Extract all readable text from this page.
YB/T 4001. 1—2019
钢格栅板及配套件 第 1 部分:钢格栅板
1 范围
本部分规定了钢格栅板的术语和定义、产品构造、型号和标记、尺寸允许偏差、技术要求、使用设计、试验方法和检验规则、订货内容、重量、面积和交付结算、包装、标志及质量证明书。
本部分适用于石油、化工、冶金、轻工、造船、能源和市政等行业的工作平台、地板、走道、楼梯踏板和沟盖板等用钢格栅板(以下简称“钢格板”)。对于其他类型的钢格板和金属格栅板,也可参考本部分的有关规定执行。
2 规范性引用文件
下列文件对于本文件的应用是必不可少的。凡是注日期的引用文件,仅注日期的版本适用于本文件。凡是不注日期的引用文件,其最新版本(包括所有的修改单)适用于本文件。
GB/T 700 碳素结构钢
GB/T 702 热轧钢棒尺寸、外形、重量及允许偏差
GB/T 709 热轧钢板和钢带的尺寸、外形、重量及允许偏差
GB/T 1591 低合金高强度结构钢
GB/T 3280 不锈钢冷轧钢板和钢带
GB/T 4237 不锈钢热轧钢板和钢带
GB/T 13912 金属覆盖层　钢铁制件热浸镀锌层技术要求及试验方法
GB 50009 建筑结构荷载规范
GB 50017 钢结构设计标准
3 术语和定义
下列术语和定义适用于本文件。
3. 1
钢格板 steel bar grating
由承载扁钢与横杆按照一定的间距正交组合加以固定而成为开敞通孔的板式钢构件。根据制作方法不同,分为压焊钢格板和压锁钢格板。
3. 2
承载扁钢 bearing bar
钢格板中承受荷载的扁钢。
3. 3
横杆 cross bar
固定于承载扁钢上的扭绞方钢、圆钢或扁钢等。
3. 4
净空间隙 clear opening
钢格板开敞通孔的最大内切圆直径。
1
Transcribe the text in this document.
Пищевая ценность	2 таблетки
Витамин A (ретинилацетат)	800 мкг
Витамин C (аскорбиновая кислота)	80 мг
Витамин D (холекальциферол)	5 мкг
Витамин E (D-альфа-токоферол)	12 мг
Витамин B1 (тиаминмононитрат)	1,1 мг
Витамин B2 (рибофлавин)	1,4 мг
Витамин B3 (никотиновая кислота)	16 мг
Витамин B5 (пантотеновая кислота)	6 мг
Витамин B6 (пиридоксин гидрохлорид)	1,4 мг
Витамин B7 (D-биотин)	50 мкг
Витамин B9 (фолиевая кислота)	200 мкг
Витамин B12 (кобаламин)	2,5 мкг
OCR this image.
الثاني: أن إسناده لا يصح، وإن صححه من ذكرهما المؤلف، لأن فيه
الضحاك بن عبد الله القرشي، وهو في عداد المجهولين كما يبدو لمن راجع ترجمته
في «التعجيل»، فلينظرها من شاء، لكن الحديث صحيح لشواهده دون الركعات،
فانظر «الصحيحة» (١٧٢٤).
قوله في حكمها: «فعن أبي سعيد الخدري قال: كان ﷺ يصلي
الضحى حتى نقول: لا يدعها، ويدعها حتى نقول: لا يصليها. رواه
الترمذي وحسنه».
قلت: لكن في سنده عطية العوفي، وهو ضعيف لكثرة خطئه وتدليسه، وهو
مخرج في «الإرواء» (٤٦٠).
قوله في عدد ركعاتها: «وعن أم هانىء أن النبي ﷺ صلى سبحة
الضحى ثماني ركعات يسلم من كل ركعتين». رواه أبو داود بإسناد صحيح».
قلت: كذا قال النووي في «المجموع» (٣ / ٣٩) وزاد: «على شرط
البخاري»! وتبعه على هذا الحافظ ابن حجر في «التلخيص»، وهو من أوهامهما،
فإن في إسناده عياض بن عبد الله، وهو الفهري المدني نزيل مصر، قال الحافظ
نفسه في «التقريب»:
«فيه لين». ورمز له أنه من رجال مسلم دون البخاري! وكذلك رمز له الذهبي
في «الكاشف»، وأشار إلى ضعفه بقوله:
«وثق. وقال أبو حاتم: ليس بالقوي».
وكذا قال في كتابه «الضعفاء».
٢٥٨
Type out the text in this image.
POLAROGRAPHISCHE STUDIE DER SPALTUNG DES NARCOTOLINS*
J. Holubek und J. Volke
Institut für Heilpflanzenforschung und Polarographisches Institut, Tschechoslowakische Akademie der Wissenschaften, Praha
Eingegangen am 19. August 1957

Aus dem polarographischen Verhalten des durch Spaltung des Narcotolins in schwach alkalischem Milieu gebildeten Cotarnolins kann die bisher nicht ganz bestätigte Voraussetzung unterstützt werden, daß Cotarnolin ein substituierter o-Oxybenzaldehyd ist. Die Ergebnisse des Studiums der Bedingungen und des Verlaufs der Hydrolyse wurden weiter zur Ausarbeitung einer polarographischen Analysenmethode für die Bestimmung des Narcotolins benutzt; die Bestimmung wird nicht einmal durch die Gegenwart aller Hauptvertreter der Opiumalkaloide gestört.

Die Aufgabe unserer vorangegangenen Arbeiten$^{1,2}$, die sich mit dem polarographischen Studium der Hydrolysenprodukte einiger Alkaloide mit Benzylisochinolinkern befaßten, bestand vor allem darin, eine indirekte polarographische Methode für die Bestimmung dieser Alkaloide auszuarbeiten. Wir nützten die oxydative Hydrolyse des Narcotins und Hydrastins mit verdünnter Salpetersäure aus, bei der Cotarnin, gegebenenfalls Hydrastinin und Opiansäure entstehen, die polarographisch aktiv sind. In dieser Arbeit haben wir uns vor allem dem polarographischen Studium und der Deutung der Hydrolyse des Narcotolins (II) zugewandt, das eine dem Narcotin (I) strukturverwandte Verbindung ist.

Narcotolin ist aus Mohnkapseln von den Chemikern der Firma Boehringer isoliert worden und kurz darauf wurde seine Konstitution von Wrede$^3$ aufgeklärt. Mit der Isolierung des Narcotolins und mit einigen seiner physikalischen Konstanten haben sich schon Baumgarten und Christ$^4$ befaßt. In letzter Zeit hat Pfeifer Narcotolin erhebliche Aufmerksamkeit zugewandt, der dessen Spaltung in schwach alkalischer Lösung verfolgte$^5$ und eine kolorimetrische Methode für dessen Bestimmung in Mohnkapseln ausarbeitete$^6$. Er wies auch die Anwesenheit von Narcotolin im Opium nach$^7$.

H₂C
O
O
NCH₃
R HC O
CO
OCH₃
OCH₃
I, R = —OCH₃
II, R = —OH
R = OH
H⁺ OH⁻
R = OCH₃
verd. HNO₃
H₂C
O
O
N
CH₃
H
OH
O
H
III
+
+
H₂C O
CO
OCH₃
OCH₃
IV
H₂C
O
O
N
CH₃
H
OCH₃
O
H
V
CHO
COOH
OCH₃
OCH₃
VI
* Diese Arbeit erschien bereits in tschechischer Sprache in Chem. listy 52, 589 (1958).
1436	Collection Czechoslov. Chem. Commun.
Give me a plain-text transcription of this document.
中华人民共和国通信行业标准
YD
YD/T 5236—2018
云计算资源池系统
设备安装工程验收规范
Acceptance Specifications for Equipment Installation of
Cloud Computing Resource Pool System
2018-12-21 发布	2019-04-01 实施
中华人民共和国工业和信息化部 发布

What the exercise asks - Can you reproduce all the material exactly?

Complete response -
Extract all readable text from this page.
YB/T 4001. 1—2019
钢格栅板及配套件 第 1 部分:钢格栅板
1 范围
本部分规定了钢格栅板的术语和定义、产品构造、型号和标记、尺寸允许偏差、技术要求、使用设计、试验方法和检验规则、订货内容、重量、面积和交付结算、包装、标志及质量证明书。
本部分适用于石油、化工、冶金、轻工、造船、能源和市政等行业的工作平台、地板、走道、楼梯踏板和沟盖板等用钢格栅板(以下简称“钢格板”)。对于其他类型的钢格板和金属格栅板,也可参考本部分的有关规定执行。
2 规范性引用文件
下列文件对于本文件的应用是必不可少的。凡是注日期的引用文件,仅注日期的版本适用于本文件。凡是不注日期的引用文件,其最新版本(包括所有的修改单)适用于本文件。
GB/T 700 碳素结构钢
GB/T 702 热轧钢棒尺寸、外形、重量及允许偏差
GB/T 709 热轧钢板和钢带的尺寸、外形、重量及允许偏差
GB/T 1591 低合金高强度结构钢
GB/T 3280 不锈钢冷轧钢板和钢带
GB/T 4237 不锈钢热轧钢板和钢带
GB/T 13912 金属覆盖层　钢铁制件热浸镀锌层技术要求及试验方法
GB 50009 建筑结构荷载规范
GB 50017 钢结构设计标准
3 术语和定义
下列术语和定义适用于本文件。
3. 1
钢格板 steel bar grating
由承载扁钢与横杆按照一定的间距正交组合加以固定而成为开敞通孔的板式钢构件。根据制作方法不同,分为压焊钢格板和压锁钢格板。
3. 2
承载扁钢 bearing bar
钢格板中承受荷载的扁钢。
3. 3
横杆 cross bar
固定于承载扁钢上的扭绞方钢、圆钢或扁钢等。
3. 4
净空间隙 clear opening
钢格板开敞通孔的最大内切圆直径。
1
Transcribe the text in this document.
Пищевая ценность	2 таблетки
Витамин A (ретинилацетат)	800 мкг
Витамин C (аскорбиновая кислота)	80 мг
Витамин D (холекальциферол)	5 мкг
Витамин E (D-альфа-токоферол)	12 мг
Витамин B1 (тиаминмононитрат)	1,1 мг
Витамин B2 (рибофлавин)	1,4 мг
Витамин B3 (никотиновая кислота)	16 мг
Витамин B5 (пантотеновая кислота)	6 мг
Витамин B6 (пиридоксин гидрохлорид)	1,4 мг
Витамин B7 (D-биотин)	50 мкг
Витамин B9 (фолиевая кислота)	200 мкг
Витамин B12 (кобаламин)	2,5 мкг
OCR this image.
الثاني: أن إسناده لا يصح، وإن صححه من ذكرهما المؤلف، لأن فيه
الضحاك بن عبد الله القرشي، وهو في عداد المجهولين كما يبدو لمن راجع ترجمته
في «التعجيل»، فلينظرها من شاء، لكن الحديث صحيح لشواهده دون الركعات،
فانظر «الصحيحة» (١٧٢٤).
قوله في حكمها: «فعن أبي سعيد الخدري قال: كان ﷺ يصلي
الضحى حتى نقول: لا يدعها، ويدعها حتى نقول: لا يصليها. رواه
الترمذي وحسنه».
قلت: لكن في سنده عطية العوفي، وهو ضعيف لكثرة خطئه وتدليسه، وهو
مخرج في «الإرواء» (٤٦٠).
قوله في عدد ركعاتها: «وعن أم هانىء أن النبي ﷺ صلى سبحة
الضحى ثماني ركعات يسلم من كل ركعتين». رواه أبو داود بإسناد صحيح».
قلت: كذا قال النووي في «المجموع» (٣ / ٣٩) وزاد: «على شرط
البخاري»! وتبعه على هذا الحافظ ابن حجر في «التلخيص»، وهو من أوهامهما،
فإن في إسناده عياض بن عبد الله، وهو الفهري المدني نزيل مصر، قال الحافظ
نفسه في «التقريب»:
«فيه لين». ورمز له أنه من رجال مسلم دون البخاري! وكذلك رمز له الذهبي
في «الكاشف»، وأشار إلى ضعفه بقوله:
«وثق. وقال أبو حاتم: ليس بالقوي».
وكذا قال في كتابه «الضعفاء».
٢٥٨
Type out the text in this image.
POLAROGRAPHISCHE STUDIE DER SPALTUNG DES NARCOTOLINS*
J. Holubek und J. Volke
Institut für Heilpflanzenforschung und Polarographisches Institut, Tschechoslowakische Akademie der Wissenschaften, Praha
Eingegangen am 19. August 1957

Aus dem polarographischen Verhalten des durch Spaltung des Narcotolins in schwach alkalischem Milieu gebildeten Cotarnolins kann die bisher nicht ganz bestätigte Voraussetzung unterstützt werden, daß Cotarnolin ein substituierter o-Oxybenzaldehyd ist. Die Ergebnisse des Studiums der Bedingungen und des Verlaufs der Hydrolyse wurden weiter zur Ausarbeitung einer polarographischen Analysenmethode für die Bestimmung des Narcotolins benutzt; die Bestimmung wird nicht einmal durch die Gegenwart aller Hauptvertreter der Opiumalkaloide gestört.

Die Aufgabe unserer vorangegangenen Arbeiten$^{1,2}$, die sich mit dem polarographischen Studium der Hydrolysenprodukte einiger Alkaloide mit Benzylisochinolinkern befaßten, bestand vor allem darin, eine indirekte polarographische Methode für die Bestimmung dieser Alkaloide auszuarbeiten. Wir nützten die oxydative Hydrolyse des Narcotins und Hydrastins mit verdünnter Salpetersäure aus, bei der Cotarnin, gegebenenfalls Hydrastinin und Opiansäure entstehen, die polarographisch aktiv sind. In dieser Arbeit haben wir uns vor allem dem polarographischen Studium und der Deutung der Hydrolyse des Narcotolins (II) zugewandt, das eine dem Narcotin (I) strukturverwandte Verbindung ist.

Narcotolin ist aus Mohnkapseln von den Chemikern der Firma Boehringer isoliert worden und kurz darauf wurde seine Konstitution von Wrede$^3$ aufgeklärt. Mit der Isolierung des Narcotolins und mit einigen seiner physikalischen Konstanten haben sich schon Baumgarten und Christ$^4$ befaßt. In letzter Zeit hat Pfeifer Narcotolin erhebliche Aufmerksamkeit zugewandt, der dessen Spaltung in schwach alkalischer Lösung verfolgte$^5$ und eine kolorimetrische Methode für dessen Bestimmung in Mohnkapseln ausarbeitete$^6$. Er wies auch die Anwesenheit von Narcotolin im Opium nach$^7$.

H₂C
O
O
NCH₃
R HC O
CO
OCH₃
OCH₃
I, R = —OCH₃
II, R = —OH
R = OH
H⁺ OH⁻
R = OCH₃
verd. HNO₃
H₂C
O
O
N
CH₃
H
OH
O
H
III
+
+
H₂C O
CO
OCH₃
OCH₃
IV
H₂C
O
O
N
CH₃
H
OCH₃
O
H
V
CHO
COOH
OCH₃
OCH₃
VI
* Diese Arbeit erschien bereits in tschechischer Sprache in Chem. listy 52, 589 (1958).
1436	Collection Czechoslov. Chem. Commun.
Give me a plain-text transcription of this document.
中华人民共和国通信行业标准
YD
YD/T 5236—2018
云计算资源池系统
设备安装工程验收规范
Acceptance Specifications for Equipment Installation of
Cloud Computing Resource Pool System
2018-12-21 发布	2019-04-01 实施
中华人民共和国工业和信息化部 发布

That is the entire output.